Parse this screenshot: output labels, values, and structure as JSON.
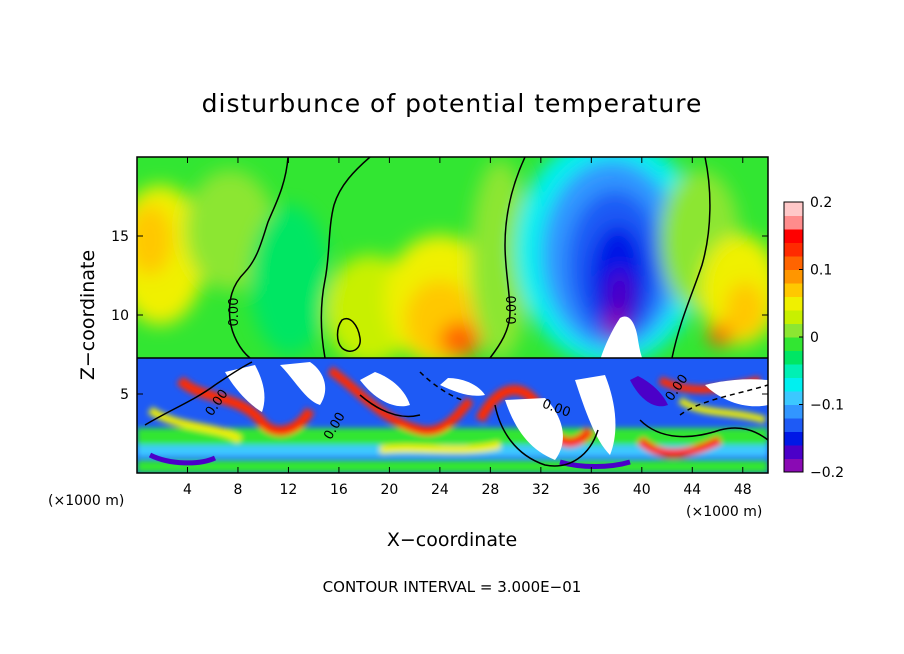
{
  "chart_data": {
    "type": "heatmap",
    "title": "disturbunce of potential temperature",
    "xlabel": "X−coordinate",
    "ylabel": "Z−coordinate",
    "x_unit_left": "(×1000 m)",
    "x_unit_right": "(×1000 m)",
    "xlim": [
      0,
      50
    ],
    "ylim": [
      0,
      20
    ],
    "x_ticks": [
      4,
      8,
      12,
      16,
      20,
      24,
      28,
      32,
      36,
      40,
      44,
      48
    ],
    "y_ticks": [
      5,
      10,
      15
    ],
    "colorbar": {
      "range": [
        -0.2,
        0.2
      ],
      "tick_values": [
        0.2,
        0.1,
        0,
        -0.1,
        -0.2
      ],
      "tick_labels": [
        "0.2",
        "0.1",
        "0",
        "−0.1",
        "−0.2"
      ],
      "colors": [
        "#8a0ab4",
        "#4b00c8",
        "#0018e6",
        "#1e5af5",
        "#3296ff",
        "#3cc8ff",
        "#00f0f0",
        "#00f0b4",
        "#00e664",
        "#32e632",
        "#8ce632",
        "#c8f000",
        "#f0f000",
        "#ffc800",
        "#ff9600",
        "#ff6400",
        "#ff2a00",
        "#ff0000",
        "#ff8c8c",
        "#ffc8c8"
      ]
    },
    "contour_label": "0.00",
    "contour_labels_extra": [
      "0.00",
      "0.00",
      "0.00",
      "0.00",
      "0.00"
    ],
    "contour_interval_text": "CONTOUR INTERVAL = 3.000E−01",
    "features": [
      {
        "kind": "cold-anomaly",
        "x_center": 38,
        "z_center": 11,
        "min_value": -0.2
      },
      {
        "kind": "warm-anomaly",
        "x_center": 25,
        "z_center": 11,
        "max_value": 0.12
      },
      {
        "kind": "warm-anomaly",
        "x_center": 2,
        "z_center": 15,
        "max_value": 0.12
      },
      {
        "kind": "warm-anomaly",
        "x_center": 47,
        "z_center": 12,
        "max_value": 0.1
      },
      {
        "kind": "turbulent-layer",
        "z_top": 7.2,
        "z_bottom": 0
      }
    ]
  }
}
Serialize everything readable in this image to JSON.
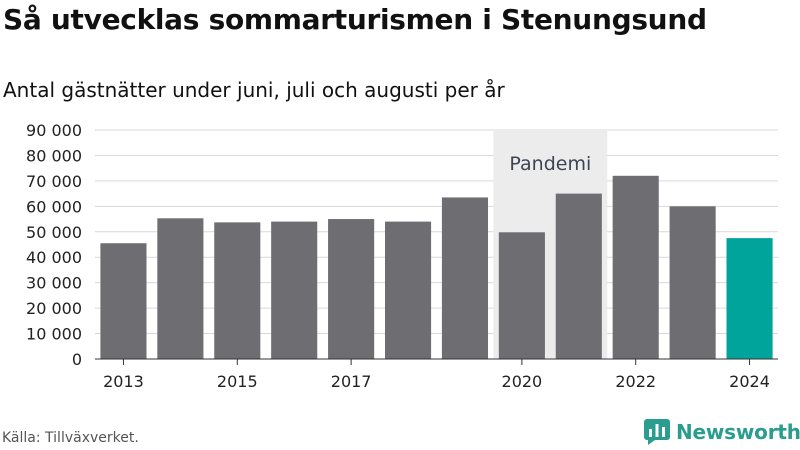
{
  "title": "Så utvecklas sommarturismen i Stenungsund",
  "subtitle": "Antal gästnätter under juni, juli och augusti per år",
  "source": "Källa: Tillväxverket.",
  "brand": {
    "name": "Newsworthy",
    "color": "#2a9d8f"
  },
  "colors": {
    "bar": "#6e6d72",
    "highlight": "#00a49a",
    "shade": "#ececec",
    "grid": "#d9d9d9"
  },
  "chart_data": {
    "type": "bar",
    "title": "Så utvecklas sommarturismen i Stenungsund",
    "subtitle": "Antal gästnätter under juni, juli och augusti per år",
    "categories": [
      "2013",
      "2014",
      "2015",
      "2016",
      "2017",
      "2018",
      "2019",
      "2020",
      "2021",
      "2022",
      "2023",
      "2024"
    ],
    "values": [
      45500,
      55300,
      53700,
      54000,
      55000,
      54000,
      63500,
      49800,
      65000,
      72000,
      60000,
      47500
    ],
    "highlight_category": "2024",
    "xtick_labels": [
      "2013",
      "2015",
      "2017",
      "2020",
      "2022",
      "2024"
    ],
    "yticks": [
      0,
      10000,
      20000,
      30000,
      40000,
      50000,
      60000,
      70000,
      80000,
      90000
    ],
    "ytick_labels": [
      "0",
      "10 000",
      "20 000",
      "30 000",
      "40 000",
      "50 000",
      "60 000",
      "70 000",
      "80 000",
      "90 000"
    ],
    "ylim": [
      0,
      90000
    ],
    "grid": true,
    "annotation": {
      "label": "Pandemi",
      "from": "2020",
      "to": "2021"
    }
  }
}
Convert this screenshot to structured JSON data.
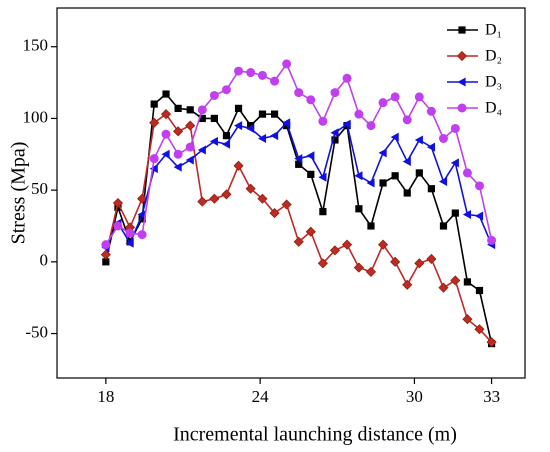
{
  "chart_data": {
    "type": "line",
    "xlabel": "Incremental launching distance (m)",
    "ylabel": "Stress (Mpa)",
    "x": [
      18,
      18.47,
      18.94,
      19.41,
      19.88,
      20.34,
      20.81,
      21.28,
      21.75,
      22.22,
      22.69,
      23.16,
      23.63,
      24.09,
      24.56,
      25.03,
      25.5,
      25.97,
      26.44,
      26.91,
      27.38,
      27.84,
      28.31,
      28.78,
      29.25,
      29.72,
      30.19,
      30.66,
      31.13,
      31.59,
      32.06,
      32.53,
      33
    ],
    "series": [
      {
        "name": "D₁",
        "color": "#000000",
        "marker": "square",
        "values": [
          0,
          38,
          14,
          30,
          110,
          117,
          107,
          106,
          100,
          100,
          88,
          107,
          95,
          103,
          103,
          95,
          68,
          61,
          35,
          85,
          95,
          37,
          25,
          55,
          60,
          48,
          62,
          51,
          25,
          34,
          -14,
          -20,
          -57
        ]
      },
      {
        "name": "D₂",
        "color": "#c0282a",
        "marker": "diamond",
        "values": [
          5,
          41,
          24,
          44,
          97,
          103,
          91,
          95,
          42,
          44,
          47,
          67,
          51,
          44,
          34,
          40,
          14,
          21,
          -1,
          8,
          12,
          -4,
          -7,
          12,
          0,
          -16,
          -1,
          2,
          -18,
          -13,
          -40,
          -47,
          -56
        ]
      },
      {
        "name": "D₃",
        "color": "#1010e0",
        "marker": "triangle-left",
        "values": [
          10,
          27,
          13,
          33,
          65,
          75,
          66,
          71,
          78,
          84,
          82,
          95,
          93,
          86,
          88,
          97,
          72,
          74,
          59,
          90,
          96,
          60,
          55,
          76,
          87,
          70,
          85,
          80,
          56,
          69,
          33,
          32,
          12
        ]
      },
      {
        "name": "D₄",
        "color": "#c040f0",
        "marker": "circle",
        "values": [
          12,
          25,
          20,
          19,
          72,
          89,
          75,
          80,
          106,
          116,
          120,
          133,
          132,
          130,
          126,
          138,
          118,
          113,
          98,
          118,
          128,
          103,
          95,
          111,
          115,
          99,
          115,
          105,
          86,
          93,
          62,
          53,
          15
        ]
      }
    ],
    "xlim": [
      16.1,
      34.3
    ],
    "xticks": [
      18,
      24,
      30,
      33
    ],
    "ylim": [
      -81,
      177
    ],
    "yticks": [
      -50,
      0,
      50,
      100,
      150
    ],
    "legend": "upper right"
  }
}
————
**What is being asked**
Copy out all the data exactly; skip the pictures.

**Result of this task**
Parse this screenshot: output labels, values, and structure as JSON.
{
  "chart_data": {
    "type": "heatmap",
    "title": "disturbunce of potential temperature",
    "xlabel": "X−coordinate",
    "ylabel": "Z−coordinate",
    "x_unit_left": "(×1000 m)",
    "x_unit_right": "(×1000 m)",
    "xlim": [
      0,
      50
    ],
    "ylim": [
      0,
      20
    ],
    "x_ticks": [
      4,
      8,
      12,
      16,
      20,
      24,
      28,
      32,
      36,
      40,
      44,
      48
    ],
    "y_ticks": [
      5,
      10,
      15
    ],
    "colorbar": {
      "range": [
        -0.2,
        0.2
      ],
      "tick_values": [
        0.2,
        0.1,
        0,
        -0.1,
        -0.2
      ],
      "tick_labels": [
        "0.2",
        "0.1",
        "0",
        "−0.1",
        "−0.2"
      ],
      "colors": [
        "#8a0ab4",
        "#4b00c8",
        "#0018e6",
        "#1e5af5",
        "#3296ff",
        "#3cc8ff",
        "#00f0f0",
        "#00f0b4",
        "#00e664",
        "#32e632",
        "#8ce632",
        "#c8f000",
        "#f0f000",
        "#ffc800",
        "#ff9600",
        "#ff6400",
        "#ff2a00",
        "#ff0000",
        "#ff8c8c",
        "#ffc8c8"
      ]
    },
    "contour_label": "0.00",
    "contour_labels_extra": [
      "0.00",
      "0.00",
      "0.00",
      "0.00",
      "0.00"
    ],
    "contour_interval_text": "CONTOUR INTERVAL = 3.000E−01",
    "features": [
      {
        "kind": "cold-anomaly",
        "x_center": 38,
        "z_center": 11,
        "min_value": -0.2
      },
      {
        "kind": "warm-anomaly",
        "x_center": 25,
        "z_center": 11,
        "max_value": 0.12
      },
      {
        "kind": "warm-anomaly",
        "x_center": 2,
        "z_center": 15,
        "max_value": 0.12
      },
      {
        "kind": "warm-anomaly",
        "x_center": 47,
        "z_center": 12,
        "max_value": 0.1
      },
      {
        "kind": "turbulent-layer",
        "z_top": 7.2,
        "z_bottom": 0
      }
    ]
  }
}
Serialize everything readable in this image to JSON.
{
  "title": "Så utvecklas sommarturismen i Stenungsund",
  "subtitle": "Antal gästnätter under juni, juli och augusti per år",
  "source": "Källa: Tillväxverket.",
  "brand": {
    "name": "Newsworthy",
    "color": "#2a9d8f"
  },
  "colors": {
    "bar": "#6e6d72",
    "highlight": "#00a49a",
    "shade": "#ececec",
    "grid": "#d9d9d9"
  },
  "chart_data": {
    "type": "bar",
    "title": "Så utvecklas sommarturismen i Stenungsund",
    "subtitle": "Antal gästnätter under juni, juli och augusti per år",
    "categories": [
      "2013",
      "2014",
      "2015",
      "2016",
      "2017",
      "2018",
      "2019",
      "2020",
      "2021",
      "2022",
      "2023",
      "2024"
    ],
    "values": [
      45500,
      55300,
      53700,
      54000,
      55000,
      54000,
      63500,
      49800,
      65000,
      72000,
      60000,
      47500
    ],
    "highlight_category": "2024",
    "xtick_labels": [
      "2013",
      "2015",
      "2017",
      "2020",
      "2022",
      "2024"
    ],
    "yticks": [
      0,
      10000,
      20000,
      30000,
      40000,
      50000,
      60000,
      70000,
      80000,
      90000
    ],
    "ytick_labels": [
      "0",
      "10 000",
      "20 000",
      "30 000",
      "40 000",
      "50 000",
      "60 000",
      "70 000",
      "80 000",
      "90 000"
    ],
    "ylim": [
      0,
      90000
    ],
    "grid": true,
    "annotation": {
      "label": "Pandemi",
      "from": "2020",
      "to": "2021"
    }
  }
}
Convert this screenshot to structured JSON data.
{
  "chart_data": {
    "type": "line",
    "xlabel": "Incremental launching distance (m)",
    "ylabel": "Stress (Mpa)",
    "x": [
      18,
      18.47,
      18.94,
      19.41,
      19.88,
      20.34,
      20.81,
      21.28,
      21.75,
      22.22,
      22.69,
      23.16,
      23.63,
      24.09,
      24.56,
      25.03,
      25.5,
      25.97,
      26.44,
      26.91,
      27.38,
      27.84,
      28.31,
      28.78,
      29.25,
      29.72,
      30.19,
      30.66,
      31.13,
      31.59,
      32.06,
      32.53,
      33
    ],
    "series": [
      {
        "name": "D₁",
        "color": "#000000",
        "marker": "square",
        "values": [
          0,
          38,
          14,
          30,
          110,
          117,
          107,
          106,
          100,
          100,
          88,
          107,
          95,
          103,
          103,
          95,
          68,
          61,
          35,
          85,
          95,
          37,
          25,
          55,
          60,
          48,
          62,
          51,
          25,
          34,
          -14,
          -20,
          -57
        ]
      },
      {
        "name": "D₂",
        "color": "#c0282a",
        "marker": "diamond",
        "values": [
          5,
          41,
          24,
          44,
          97,
          103,
          91,
          95,
          42,
          44,
          47,
          67,
          51,
          44,
          34,
          40,
          14,
          21,
          -1,
          8,
          12,
          -4,
          -7,
          12,
          0,
          -16,
          -1,
          2,
          -18,
          -13,
          -40,
          -47,
          -56
        ]
      },
      {
        "name": "D₃",
        "color": "#1010e0",
        "marker": "triangle-left",
        "values": [
          10,
          27,
          13,
          33,
          65,
          75,
          66,
          71,
          78,
          84,
          82,
          95,
          93,
          86,
          88,
          97,
          72,
          74,
          59,
          90,
          96,
          60,
          55,
          76,
          87,
          70,
          85,
          80,
          56,
          69,
          33,
          32,
          12
        ]
      },
      {
        "name": "D₄",
        "color": "#c040f0",
        "marker": "circle",
        "values": [
          12,
          25,
          20,
          19,
          72,
          89,
          75,
          80,
          106,
          116,
          120,
          133,
          132,
          130,
          126,
          138,
          118,
          113,
          98,
          118,
          128,
          103,
          95,
          111,
          115,
          99,
          115,
          105,
          86,
          93,
          62,
          53,
          15
        ]
      }
    ],
    "xlim": [
      16.1,
      34.3
    ],
    "xticks": [
      18,
      24,
      30,
      33
    ],
    "ylim": [
      -81,
      177
    ],
    "yticks": [
      -50,
      0,
      50,
      100,
      150
    ],
    "legend": "upper right"
  }
}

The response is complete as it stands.